[BUG] continuous_factor errors out in _build_contrast
Describe the bug Setting continuous_factors in a DeseqDataSet exclusively causes an error in DeseqStats when building a contrast. However, if the same factor is included in the design_factors, it is converted to a Categorical type and works without error.
To Reproduce
dds = DeseqDataSet(
adata=adf,
design_factors=["treatment"],
continuous_factors=["time"],
ref_level=["treatment", "CTRL"],
)
stat_res_time = DeseqStats(dds, contrast=["time", "", ""])
The adf.obs.time.dtype is int64. This raises the following in the _build_contrast call:
The contrast variable ('time') should be one of the design factors.
Would just changing the check in _build_contrast in DeseqStats be enough?
pydeseq2 version: 0.4.11
Expected behavior The if statement should also check if the factor is in self.dds.continuous_factors
Screenshots If applicable, add screenshots to help explain your problem.
Desktop (please complete the following information): Ubuntu 22.04
Additional context Add any other context about the problem here.
Hi @jeffhsu3,
Continuous factors must indeed also be listed as design factors. (This is the meaning - maybe not so clear - of the error message you get.)

## Annotated element entries
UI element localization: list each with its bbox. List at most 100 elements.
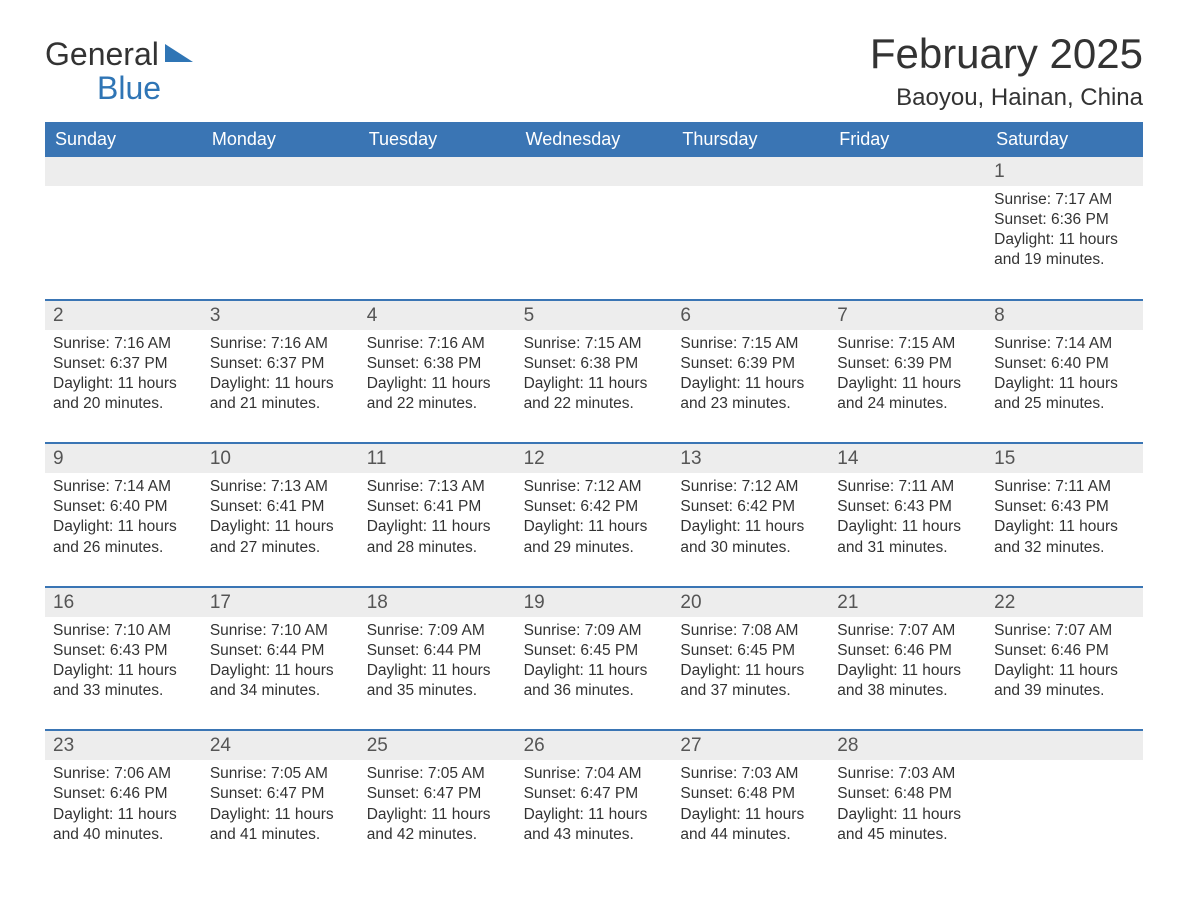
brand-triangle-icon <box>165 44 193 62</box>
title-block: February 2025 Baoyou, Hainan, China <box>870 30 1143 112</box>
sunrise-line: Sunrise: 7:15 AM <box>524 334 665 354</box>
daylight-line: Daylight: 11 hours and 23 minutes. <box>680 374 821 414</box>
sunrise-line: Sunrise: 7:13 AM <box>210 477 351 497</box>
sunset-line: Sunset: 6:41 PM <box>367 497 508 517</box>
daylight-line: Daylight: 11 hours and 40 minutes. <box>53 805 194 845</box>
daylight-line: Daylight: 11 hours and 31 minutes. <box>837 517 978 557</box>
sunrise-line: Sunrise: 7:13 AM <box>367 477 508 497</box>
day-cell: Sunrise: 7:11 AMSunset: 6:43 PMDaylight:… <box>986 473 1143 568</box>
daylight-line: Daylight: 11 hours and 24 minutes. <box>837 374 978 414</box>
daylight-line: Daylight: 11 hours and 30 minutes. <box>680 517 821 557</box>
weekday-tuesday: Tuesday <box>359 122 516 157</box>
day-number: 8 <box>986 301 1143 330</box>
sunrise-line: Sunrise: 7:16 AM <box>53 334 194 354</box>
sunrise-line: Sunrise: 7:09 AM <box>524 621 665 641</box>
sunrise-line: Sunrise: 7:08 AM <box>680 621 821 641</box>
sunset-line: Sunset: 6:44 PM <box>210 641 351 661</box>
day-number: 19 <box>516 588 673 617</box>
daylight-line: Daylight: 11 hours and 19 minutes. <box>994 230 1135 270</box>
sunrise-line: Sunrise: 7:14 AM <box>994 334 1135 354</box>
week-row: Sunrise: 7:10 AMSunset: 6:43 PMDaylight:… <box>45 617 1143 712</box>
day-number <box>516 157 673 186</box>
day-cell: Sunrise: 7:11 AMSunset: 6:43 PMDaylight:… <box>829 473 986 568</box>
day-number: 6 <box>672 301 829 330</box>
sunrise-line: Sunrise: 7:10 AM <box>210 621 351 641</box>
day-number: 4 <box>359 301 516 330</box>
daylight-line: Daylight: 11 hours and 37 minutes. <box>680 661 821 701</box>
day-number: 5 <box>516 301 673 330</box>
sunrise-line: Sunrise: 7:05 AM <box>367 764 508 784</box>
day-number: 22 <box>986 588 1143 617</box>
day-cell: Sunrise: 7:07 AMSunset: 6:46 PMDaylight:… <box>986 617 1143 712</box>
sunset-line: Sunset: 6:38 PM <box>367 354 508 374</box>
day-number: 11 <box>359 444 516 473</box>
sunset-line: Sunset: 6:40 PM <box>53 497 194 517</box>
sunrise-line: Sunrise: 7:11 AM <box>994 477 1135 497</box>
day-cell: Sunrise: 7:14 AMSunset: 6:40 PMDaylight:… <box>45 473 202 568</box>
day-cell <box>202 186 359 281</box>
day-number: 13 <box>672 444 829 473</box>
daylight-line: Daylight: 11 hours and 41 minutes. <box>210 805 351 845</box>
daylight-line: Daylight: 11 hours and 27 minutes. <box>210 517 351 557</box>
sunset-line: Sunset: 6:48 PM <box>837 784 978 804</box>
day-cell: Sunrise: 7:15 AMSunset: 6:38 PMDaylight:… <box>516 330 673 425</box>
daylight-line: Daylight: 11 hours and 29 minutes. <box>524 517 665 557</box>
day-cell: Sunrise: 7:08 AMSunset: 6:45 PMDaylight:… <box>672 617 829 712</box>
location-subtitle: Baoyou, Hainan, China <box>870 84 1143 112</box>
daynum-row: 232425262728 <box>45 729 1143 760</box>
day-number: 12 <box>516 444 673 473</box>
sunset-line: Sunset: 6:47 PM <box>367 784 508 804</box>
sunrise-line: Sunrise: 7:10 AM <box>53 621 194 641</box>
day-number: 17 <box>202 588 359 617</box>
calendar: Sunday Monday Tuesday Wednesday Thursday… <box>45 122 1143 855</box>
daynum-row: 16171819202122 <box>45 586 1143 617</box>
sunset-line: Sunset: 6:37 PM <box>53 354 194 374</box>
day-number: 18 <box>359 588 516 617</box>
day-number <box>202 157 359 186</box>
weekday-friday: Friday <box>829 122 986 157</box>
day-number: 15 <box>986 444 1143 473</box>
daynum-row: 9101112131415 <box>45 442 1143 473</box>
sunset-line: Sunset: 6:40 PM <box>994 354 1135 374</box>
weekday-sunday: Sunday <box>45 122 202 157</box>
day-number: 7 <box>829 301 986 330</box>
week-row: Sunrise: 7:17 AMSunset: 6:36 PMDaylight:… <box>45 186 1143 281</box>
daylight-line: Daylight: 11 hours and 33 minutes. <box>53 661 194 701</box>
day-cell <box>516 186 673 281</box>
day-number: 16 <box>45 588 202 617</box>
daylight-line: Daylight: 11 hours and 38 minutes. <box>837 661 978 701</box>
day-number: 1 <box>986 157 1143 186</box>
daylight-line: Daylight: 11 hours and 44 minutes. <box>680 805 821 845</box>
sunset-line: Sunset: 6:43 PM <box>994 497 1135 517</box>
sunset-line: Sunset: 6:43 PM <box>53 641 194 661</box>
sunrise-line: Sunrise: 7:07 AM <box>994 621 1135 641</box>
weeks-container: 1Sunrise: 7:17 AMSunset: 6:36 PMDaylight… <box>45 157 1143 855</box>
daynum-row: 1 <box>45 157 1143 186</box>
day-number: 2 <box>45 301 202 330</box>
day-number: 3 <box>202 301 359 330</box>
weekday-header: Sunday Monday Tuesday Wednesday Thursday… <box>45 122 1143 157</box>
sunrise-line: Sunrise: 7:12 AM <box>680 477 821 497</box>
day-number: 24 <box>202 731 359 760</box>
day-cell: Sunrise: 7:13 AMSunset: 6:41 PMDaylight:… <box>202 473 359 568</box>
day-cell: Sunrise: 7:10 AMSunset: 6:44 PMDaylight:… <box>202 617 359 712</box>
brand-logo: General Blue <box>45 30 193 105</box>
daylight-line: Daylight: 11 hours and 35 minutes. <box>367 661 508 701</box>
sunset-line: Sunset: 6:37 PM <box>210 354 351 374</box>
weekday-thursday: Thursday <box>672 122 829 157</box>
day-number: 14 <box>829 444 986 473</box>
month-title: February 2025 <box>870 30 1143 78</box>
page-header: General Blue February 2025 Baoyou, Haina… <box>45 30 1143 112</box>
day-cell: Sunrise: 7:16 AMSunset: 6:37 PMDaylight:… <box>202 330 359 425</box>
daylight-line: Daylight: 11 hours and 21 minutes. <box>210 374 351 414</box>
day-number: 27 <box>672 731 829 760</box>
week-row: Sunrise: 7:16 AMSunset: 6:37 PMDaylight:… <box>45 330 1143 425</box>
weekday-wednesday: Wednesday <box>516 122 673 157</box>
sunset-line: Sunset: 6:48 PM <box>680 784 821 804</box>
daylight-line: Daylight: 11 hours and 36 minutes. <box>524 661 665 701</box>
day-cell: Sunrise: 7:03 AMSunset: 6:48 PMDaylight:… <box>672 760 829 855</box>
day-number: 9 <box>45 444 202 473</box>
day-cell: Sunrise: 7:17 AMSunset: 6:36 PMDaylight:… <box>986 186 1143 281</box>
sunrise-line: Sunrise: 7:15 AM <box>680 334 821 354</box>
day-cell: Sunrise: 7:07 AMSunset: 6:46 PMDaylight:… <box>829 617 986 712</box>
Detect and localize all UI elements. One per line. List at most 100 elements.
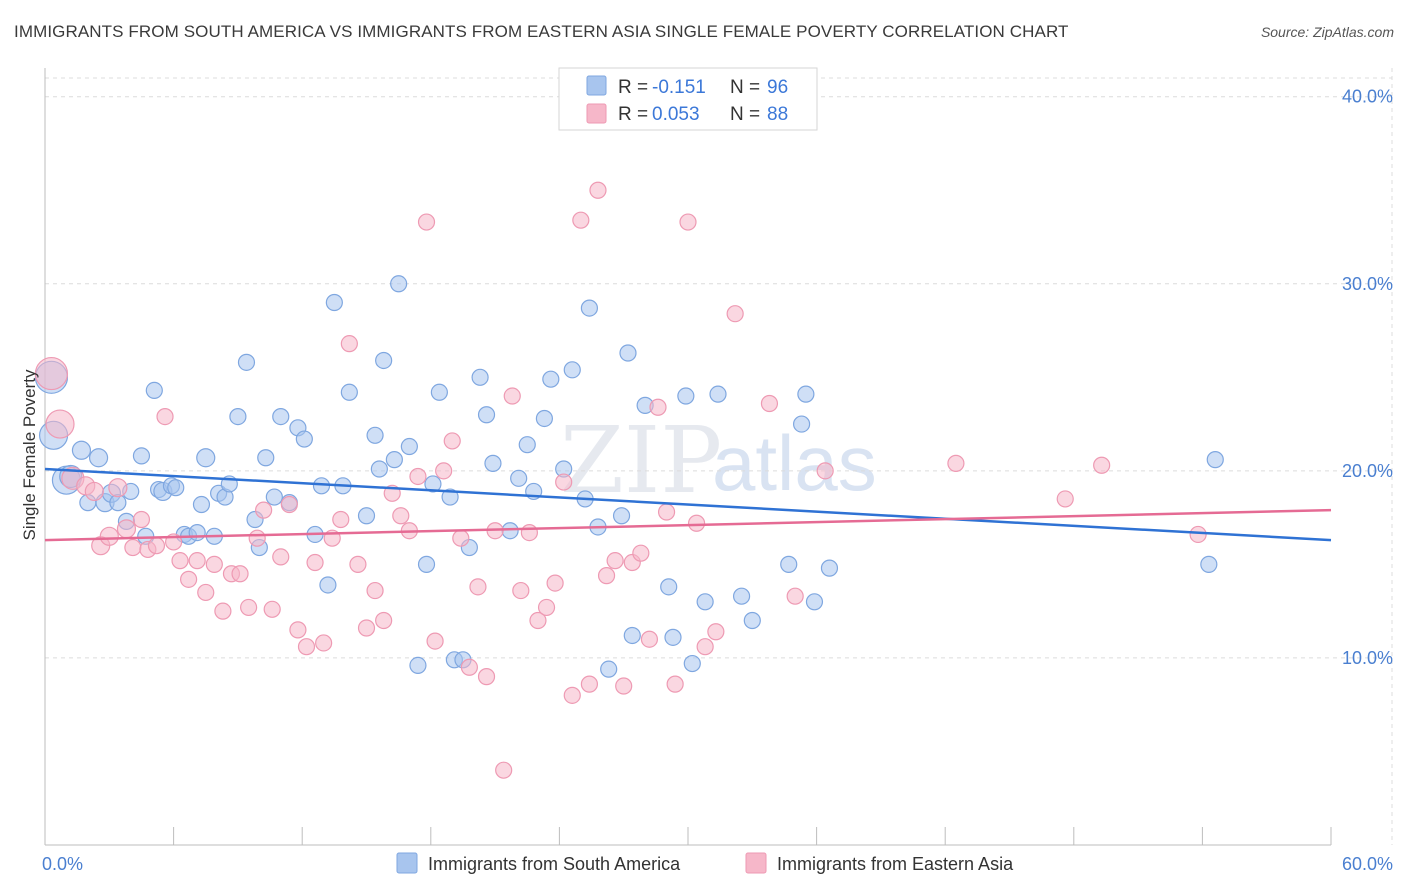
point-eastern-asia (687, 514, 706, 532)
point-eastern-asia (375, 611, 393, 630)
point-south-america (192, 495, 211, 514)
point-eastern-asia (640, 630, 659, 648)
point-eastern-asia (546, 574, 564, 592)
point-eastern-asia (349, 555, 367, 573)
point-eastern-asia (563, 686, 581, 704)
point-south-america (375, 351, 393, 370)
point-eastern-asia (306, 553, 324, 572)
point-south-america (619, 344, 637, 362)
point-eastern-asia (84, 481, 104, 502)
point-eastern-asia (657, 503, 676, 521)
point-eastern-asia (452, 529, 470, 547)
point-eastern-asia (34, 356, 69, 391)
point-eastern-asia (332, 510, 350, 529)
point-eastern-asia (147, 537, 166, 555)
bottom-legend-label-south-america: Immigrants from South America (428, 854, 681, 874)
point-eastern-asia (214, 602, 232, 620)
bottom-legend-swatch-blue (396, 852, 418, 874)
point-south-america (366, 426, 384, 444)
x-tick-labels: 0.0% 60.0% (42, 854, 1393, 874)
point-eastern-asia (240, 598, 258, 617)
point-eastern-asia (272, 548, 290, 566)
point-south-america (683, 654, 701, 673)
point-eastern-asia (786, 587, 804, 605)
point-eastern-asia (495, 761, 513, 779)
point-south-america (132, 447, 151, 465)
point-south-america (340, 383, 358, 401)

## OBJECTIVES
1. Show every line of the records that contains the string "List", treating uppercase and lowercase as different.
2. Resume the pydeseq2 bug thread from the point where it stops.
The pydeseq2 bug thread has no connection to the records.

## RESPONSES PER TASK
1.
UI element localization: list each with its bbox. List at most 100 elements.
Detect and localize all UI elements. One per line. List at most 100 elements.

2.
I.e., in your case, the code should be changed to
dds = DeseqDataSet(
adata=adf,
design_factors=["treatment", "time"],
continuous_factors=["time"],
ref_level=["treatment", "CTRL"],
)
stat_res_time = DeseqStats(dds, contrast=["time", "", ""])
You mentioned that this caused time to be treated as a categorical factor, could you provide an example of this behaviour?
Thanks!
Thanks!
The design matrix isn't affected, but the obs df is.
print(adf.obs.time.dtype) # Output: dtype('int64')
# After creating DeseqDataSet
dds = DeseqDataSet(
adata=adf,
design_factors=["treatment", "time"],
continuous_factors=["time"],
ref_level=["treatment", "CTRL"],
)
print(dds.obs.time.dtype) # Output: dtype('O')
print(dds.obsm['design_matrix']) # Output: dtype('int64')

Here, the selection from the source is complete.